» **Objective**
Write out the records below once more, exactly as they stand.

» **Figure data in JSON**
.....

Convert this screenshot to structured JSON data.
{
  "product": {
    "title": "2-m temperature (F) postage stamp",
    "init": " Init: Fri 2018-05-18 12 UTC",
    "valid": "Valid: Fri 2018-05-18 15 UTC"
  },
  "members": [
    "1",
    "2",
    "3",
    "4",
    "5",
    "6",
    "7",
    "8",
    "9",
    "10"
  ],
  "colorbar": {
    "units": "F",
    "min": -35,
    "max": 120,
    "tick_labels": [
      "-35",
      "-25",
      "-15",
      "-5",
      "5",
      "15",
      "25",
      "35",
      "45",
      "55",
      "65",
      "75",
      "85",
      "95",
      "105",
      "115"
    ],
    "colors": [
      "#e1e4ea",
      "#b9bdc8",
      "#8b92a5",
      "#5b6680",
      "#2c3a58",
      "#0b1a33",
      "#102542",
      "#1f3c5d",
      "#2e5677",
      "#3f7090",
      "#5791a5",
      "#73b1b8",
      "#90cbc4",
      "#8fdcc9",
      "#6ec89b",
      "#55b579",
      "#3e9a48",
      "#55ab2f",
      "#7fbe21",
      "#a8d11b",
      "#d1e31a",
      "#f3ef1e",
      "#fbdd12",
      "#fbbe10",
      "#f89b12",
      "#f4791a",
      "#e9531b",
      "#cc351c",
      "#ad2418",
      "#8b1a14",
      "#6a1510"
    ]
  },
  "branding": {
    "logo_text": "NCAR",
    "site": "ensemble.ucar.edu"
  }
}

.....

» **The result**
Convert this screenshot to structured JSON data.
{
  "product": {
    "title": "2-m temperature (F) postage stamp",
    "init": " Init: Fri 2018-05-18 12 UTC",
    "valid": "Valid: Fri 2018-05-18 15 UTC"
  },
  "members": [
    "1",
    "2",
    "3",
    "4",
    "5",
    "6",
    "7",
    "8",
    "9",
    "10"
  ],
  "colorbar": {
    "units": "F",
    "min": -35,
    "max": 120,
    "tick_labels": [
      "-35",
      "-25",
      "-15",
      "-5",
      "5",
      "15",
      "25",
      "35",
      "45",
      "55",
      "65",
      "75",
      "85",
      "95",
      "105",
      "115"
    ],
    "colors": [
      "#e1e4ea",
      "#b9bdc8",
      "#8b92a5",
      "#5b6680",
      "#2c3a58",
      "#0b1a33",
      "#102542",
      "#1f3c5d",
      "#2e5677",
      "#3f7090",
      "#5791a5",
      "#73b1b8",
      "#90cbc4",
      "#8fdcc9",
      "#6ec89b",
      "#55b579",
      "#3e9a48",
      "#55ab2f",
      "#7fbe21",
      "#a8d11b",
      "#d1e31a",
      "#f3ef1e",
      "#fbdd12",
      "#fbbe10",
      "#f89b12",
      "#f4791a",
      "#e9531b",
      "#cc351c",
      "#ad2418",
      "#8b1a14",
      "#6a1510"
    ]
  },
  "branding": {
    "logo_text": "NCAR",
    "site": "ensemble.ucar.edu"
  }
}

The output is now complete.